Requirement
Write the data out again exactly, dropping any images it holds.

^^^^

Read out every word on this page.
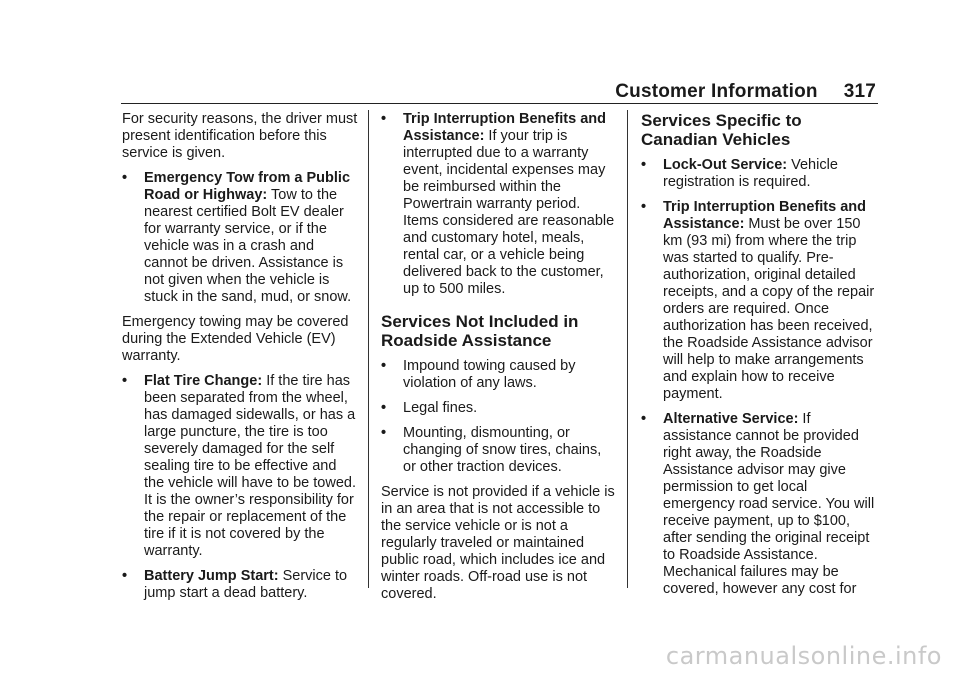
Customer Information 317

For security reasons, the driver must present identification before this service is given.

•	Emergency Tow from a Public Road or Highway: Tow to the nearest certified Bolt EV dealer for warranty service, or if the vehicle was in a crash and cannot be driven. Assistance is not given when the vehicle is stuck in the sand, mud, or snow.

Emergency towing may be covered during the Extended Vehicle (EV) warranty.

•	Flat Tire Change: If the tire has been separated from the wheel, has damaged sidewalls, or has a large puncture, the tire is too severely damaged for the self sealing tire to be effective and the vehicle will have to be towed. It is the owner’s responsibility for the repair or replacement of the tire if it is not covered by the warranty.
•	Battery Jump Start: Service to jump start a dead battery.
•	Trip Interruption Benefits and Assistance: If your trip is interrupted due to a warranty event, incidental expenses may be reimbursed within the Powertrain warranty period. Items considered are reasonable and customary hotel, meals, rental car, or a vehicle being delivered back to the customer, up to 500 miles.
Services Not Included in Roadside Assistance
•	Impound towing caused by violation of any laws.
•	Legal fines.
•	Mounting, dismounting, or changing of snow tires, chains, or other traction devices.

Service is not provided if a vehicle is in an area that is not accessible to the service vehicle or is not a regularly traveled or maintained public road, which includes ice and winter roads. Off-road use is not covered.

Services Specific to Canadian Vehicles
•	Lock-Out Service: Vehicle registration is required.
•	Trip Interruption Benefits and Assistance: Must be over 150 km (93 mi) from where the trip was started to qualify. Pre-authorization, original detailed receipts, and a copy of the repair orders are required. Once authorization has been received, the Roadside Assistance advisor will help to make arrangements and explain how to receive payment.
•	Alternative Service: If assistance cannot be provided right away, the Roadside Assistance advisor may give permission to get local emergency road service. You will receive payment, up to $100, after sending the original receipt to Roadside Assistance. Mechanical failures may be covered, however any cost for
carmanualsonline.info
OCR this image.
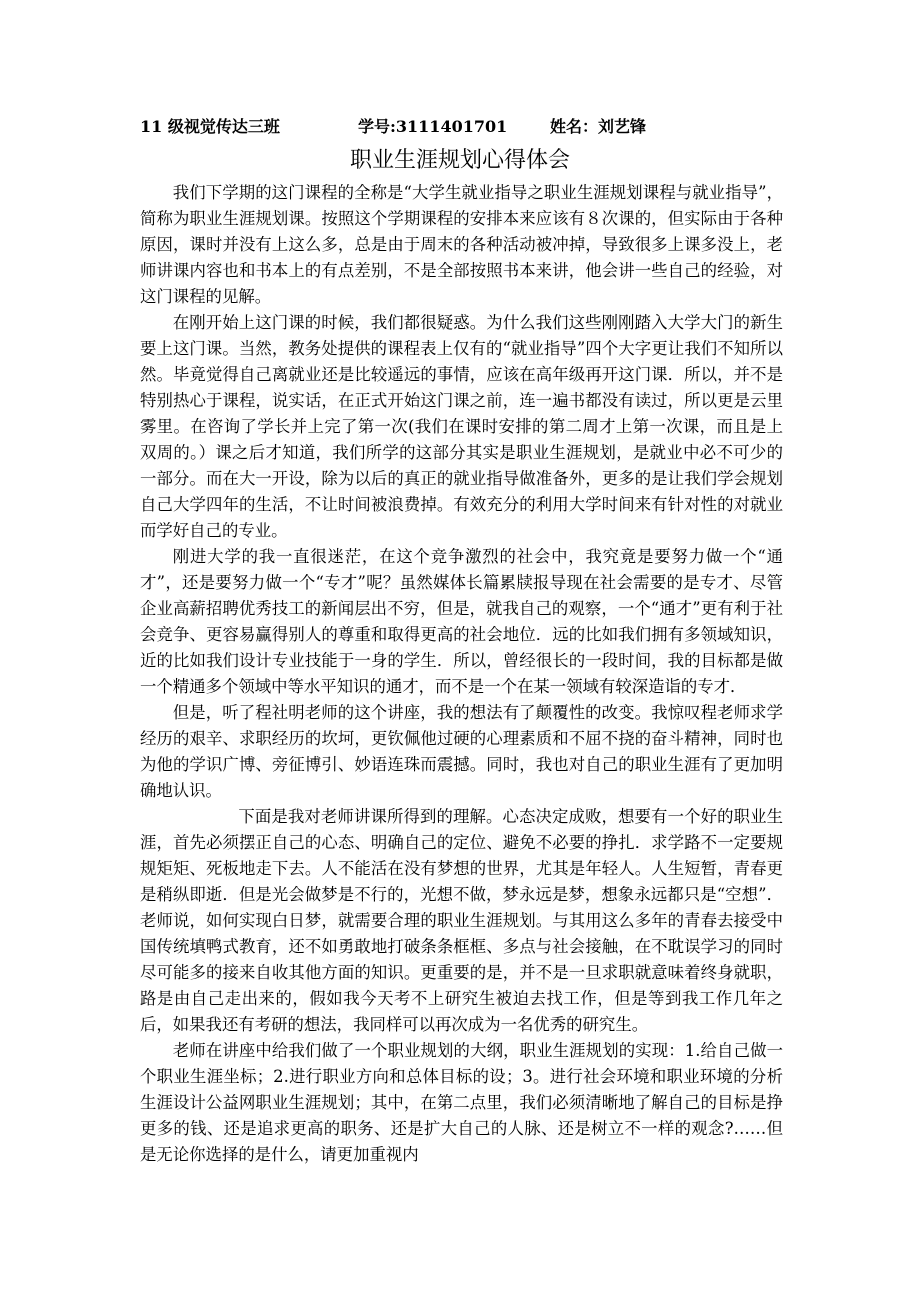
11 级视觉传达三班	学号:3111401701	姓名：刘艺锋
职业生涯规划心得体会

我们下学期的这门课程的全称是“大学生就业指导之职业生涯规划课程与就业指导”，简称为职业生涯规划课。按照这个学期课程的安排本来应该有８次课的，但实际由于各种原因，课时并没有上这么多，总是由于周末的各种活动被冲掉，导致很多上课多没上，老师讲课内容也和书本上的有点差别，不是全部按照书本来讲，他会讲一些自己的经验，对这门课程的见解。

在刚开始上这门课的时候，我们都很疑惑。为什么我们这些刚刚踏入大学大门的新生要上这门课。当然，教务处提供的课程表上仅有的“就业指导”四个大字更让我们不知所以然。毕竟觉得自己离就业还是比较遥远的事情，应该在高年级再开这门课．所以，并不是特别热心于课程，说实话，在正式开始这门课之前，连一遍书都没有读过，所以更是云里雾里。在咨询了学长并上完了第一次(我们在课时安排的第二周才上第一次课，而且是上双周的。）课之后才知道，我们所学的这部分其实是职业生涯规划，是就业中必不可少的一部分。而在大一开设，除为以后的真正的就业指导做准备外，更多的是让我们学会规划自己大学四年的生活，不让时间被浪费掉。有效充分的利用大学时间来有针对性的对就业而学好自己的专业。

刚进大学的我一直很迷茫，在这个竞争激烈的社会中，我究竟是要努力做一个“通才”，还是要努力做一个“专才”呢？虽然媒体长篇累牍报导现在社会需要的是专才、尽管企业高薪招聘优秀技工的新闻层出不穷，但是，就我自己的观察，一个“通才”更有利于社会竞争、更容易赢得别人的尊重和取得更高的社会地位．远的比如我们拥有多领域知识，近的比如我们设计专业技能于一身的学生．所以，曾经很长的一段时间，我的目标都是做一个精通多个领域中等水平知识的通才，而不是一个在某一领域有较深造诣的专才．

但是，听了程社明老师的这个讲座，我的想法有了颠覆性的改变。我惊叹程老师求学经历的艰辛、求职经历的坎坷，更钦佩他过硬的心理素质和不屈不挠的奋斗精神，同时也为他的学识广博、旁征博引、妙语连珠而震撼。同时，我也对自己的职业生涯有了更加明确地认识。

下面是我对老师讲课所得到的理解。心态决定成败，想要有一个好的职业生涯，首先必须摆正自己的心态、明确自己的定位、避免不必要的挣扎．求学路不一定要规规矩矩、死板地走下去。人不能活在没有梦想的世界，尤其是年轻人。人生短暂，青春更是稍纵即逝．但是光会做梦是不行的，光想不做，梦永远是梦，想象永远都只是“空想”．老师说，如何实现白日梦，就需要合理的职业生涯规划。与其用这么多年的青春去接受中国传统填鸭式教育，还不如勇敢地打破条条框框、多点与社会接触，在不耽误学习的同时尽可能多的接来自收其他方面的知识。更重要的是，并不是一旦求职就意味着终身就职，路是由自己走出来的，假如我今天考不上研究生被迫去找工作，但是等到我工作几年之后，如果我还有考研的想法，我同样可以再次成为一名优秀的研究生。

老师在讲座中给我们做了一个职业规划的大纲，职业生涯规划的实现：1.给自己做一个职业生涯坐标；2.进行职业方向和总体目标的设；3。进行社会环境和职业环境的分析生涯设计公益网职业生涯规划；其中，在第二点里，我们必须清晰地了解自己的目标是挣更多的钱、还是追求更高的职务、还是扩大自己的人脉、还是树立不一样的观念?……但是无论你选择的是什么，请更加重视内
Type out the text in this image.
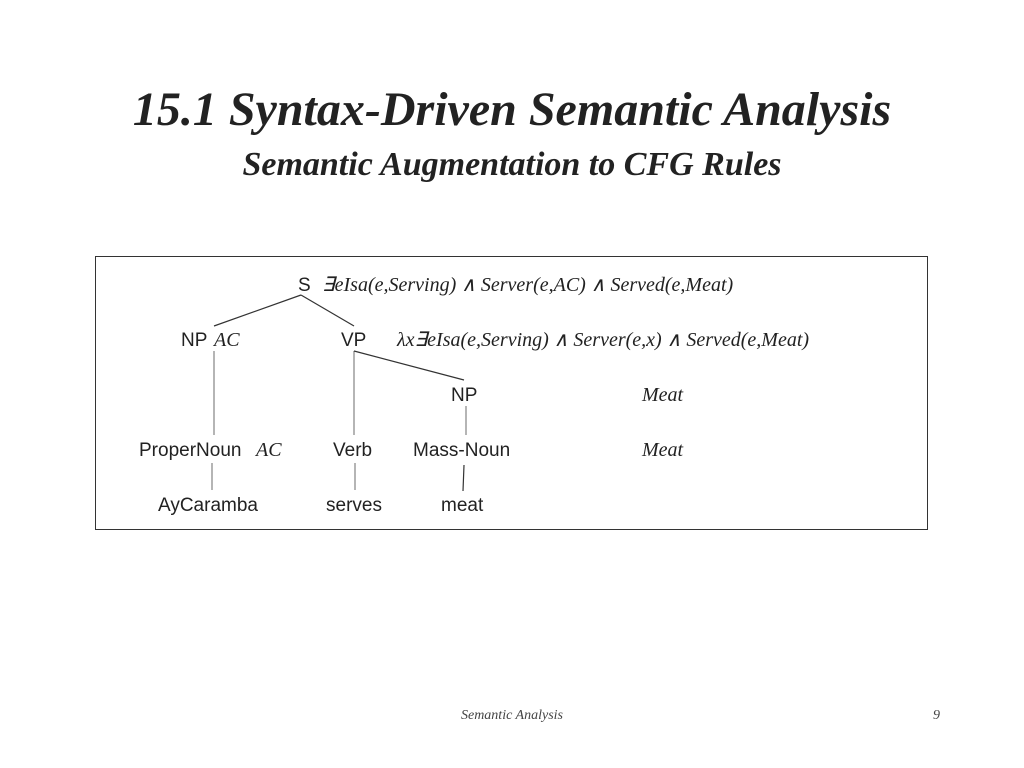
15.1 Syntax-Driven Semantic Analysis
Semantic Augmentation to CFG Rules
S ∃eIsa(e,Serving) ∧ Server(e,AC) ∧ Served(e,Meat)
NP AC	VP λx∃eIsa(e,Serving) ∧ Server(e,x) ∧ Served(e,Meat)
NP	Meat
ProperNoun AC	Verb Mass-Noun	Meat
AyCaramba	serves	meat
Semantic Analysis	9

^^^^

Final result
Read out every word on this page.
Customer Information 317

For security reasons, the driver must present identification before this service is given.

•	Emergency Tow from a Public Road or Highway: Tow to the nearest certified Bolt EV dealer for warranty service, or if the vehicle was in a crash and cannot be driven. Assistance is not given when the vehicle is stuck in the sand, mud, or snow.

Emergency towing may be covered during the Extended Vehicle (EV) warranty.

•	Flat Tire Change: If the tire has been separated from the wheel, has damaged sidewalls, or has a large puncture, the tire is too severely damaged for the self sealing tire to be effective and the vehicle will have to be towed. It is the owner’s responsibility for the repair or replacement of the tire if it is not covered by the warranty.
•	Battery Jump Start: Service to jump start a dead battery.
•	Trip Interruption Benefits and Assistance: If your trip is interrupted due to a warranty event, incidental expenses may be reimbursed within the Powertrain warranty period. Items considered are reasonable and customary hotel, meals, rental car, or a vehicle being delivered back to the customer, up to 500 miles.
Services Not Included in Roadside Assistance
•	Impound towing caused by violation of any laws.
•	Legal fines.
•	Mounting, dismounting, or changing of snow tires, chains, or other traction devices.

Service is not provided if a vehicle is in an area that is not accessible to the service vehicle or is not a regularly traveled or maintained public road, which includes ice and winter roads. Off-road use is not covered.

Services Specific to Canadian Vehicles
•	Lock-Out Service: Vehicle registration is required.
•	Trip Interruption Benefits and Assistance: Must be over 150 km (93 mi) from where the trip was started to qualify. Pre-authorization, original detailed receipts, and a copy of the repair orders are required. Once authorization has been received, the Roadside Assistance advisor will help to make arrangements and explain how to receive payment.
•	Alternative Service: If assistance cannot be provided right away, the Roadside Assistance advisor may give permission to get local emergency road service. You will receive payment, up to $100, after sending the original receipt to Roadside Assistance. Mechanical failures may be covered, however any cost for
carmanualsonline.info
OCR this image.
11 级视觉传达三班	学号:3111401701	姓名：刘艺锋
职业生涯规划心得体会

我们下学期的这门课程的全称是“大学生就业指导之职业生涯规划课程与就业指导”，简称为职业生涯规划课。按照这个学期课程的安排本来应该有８次课的，但实际由于各种原因，课时并没有上这么多，总是由于周末的各种活动被冲掉，导致很多上课多没上，老师讲课内容也和书本上的有点差别，不是全部按照书本来讲，他会讲一些自己的经验，对这门课程的见解。

在刚开始上这门课的时候，我们都很疑惑。为什么我们这些刚刚踏入大学大门的新生要上这门课。当然，教务处提供的课程表上仅有的“就业指导”四个大字更让我们不知所以然。毕竟觉得自己离就业还是比较遥远的事情，应该在高年级再开这门课．所以，并不是特别热心于课程，说实话，在正式开始这门课之前，连一遍书都没有读过，所以更是云里雾里。在咨询了学长并上完了第一次(我们在课时安排的第二周才上第一次课，而且是上双周的。）课之后才知道，我们所学的这部分其实是职业生涯规划，是就业中必不可少的一部分。而在大一开设，除为以后的真正的就业指导做准备外，更多的是让我们学会规划自己大学四年的生活，不让时间被浪费掉。有效充分的利用大学时间来有针对性的对就业而学好自己的专业。

刚进大学的我一直很迷茫，在这个竞争激烈的社会中，我究竟是要努力做一个“通才”，还是要努力做一个“专才”呢？虽然媒体长篇累牍报导现在社会需要的是专才、尽管企业高薪招聘优秀技工的新闻层出不穷，但是，就我自己的观察，一个“通才”更有利于社会竞争、更容易赢得别人的尊重和取得更高的社会地位．远的比如我们拥有多领域知识，近的比如我们设计专业技能于一身的学生．所以，曾经很长的一段时间，我的目标都是做一个精通多个领域中等水平知识的通才，而不是一个在某一领域有较深造诣的专才．

但是，听了程社明老师的这个讲座，我的想法有了颠覆性的改变。我惊叹程老师求学经历的艰辛、求职经历的坎坷，更钦佩他过硬的心理素质和不屈不挠的奋斗精神，同时也为他的学识广博、旁征博引、妙语连珠而震撼。同时，我也对自己的职业生涯有了更加明确地认识。

下面是我对老师讲课所得到的理解。心态决定成败，想要有一个好的职业生涯，首先必须摆正自己的心态、明确自己的定位、避免不必要的挣扎．求学路不一定要规规矩矩、死板地走下去。人不能活在没有梦想的世界，尤其是年轻人。人生短暂，青春更是稍纵即逝．但是光会做梦是不行的，光想不做，梦永远是梦，想象永远都只是“空想”．老师说，如何实现白日梦，就需要合理的职业生涯规划。与其用这么多年的青春去接受中国传统填鸭式教育，还不如勇敢地打破条条框框、多点与社会接触，在不耽误学习的同时尽可能多的接来自收其他方面的知识。更重要的是，并不是一旦求职就意味着终身就职，路是由自己走出来的，假如我今天考不上研究生被迫去找工作，但是等到我工作几年之后，如果我还有考研的想法，我同样可以再次成为一名优秀的研究生。

老师在讲座中给我们做了一个职业规划的大纲，职业生涯规划的实现：1.给自己做一个职业生涯坐标；2.进行职业方向和总体目标的设；3。进行社会环境和职业环境的分析生涯设计公益网职业生涯规划；其中，在第二点里，我们必须清晰地了解自己的目标是挣更多的钱、还是追求更高的职务、还是扩大自己的人脉、还是树立不一样的观念?……但是无论你选择的是什么，请更加重视内
Type out the text in this image.
15.1 Syntax-Driven Semantic Analysis
Semantic Augmentation to CFG Rules
S ∃eIsa(e,Serving) ∧ Server(e,AC) ∧ Served(e,Meat)
NP AC	VP λx∃eIsa(e,Serving) ∧ Server(e,x) ∧ Served(e,Meat)
NP	Meat
ProperNoun AC	Verb Mass-Noun	Meat
AyCaramba	serves	meat
Semantic Analysis	9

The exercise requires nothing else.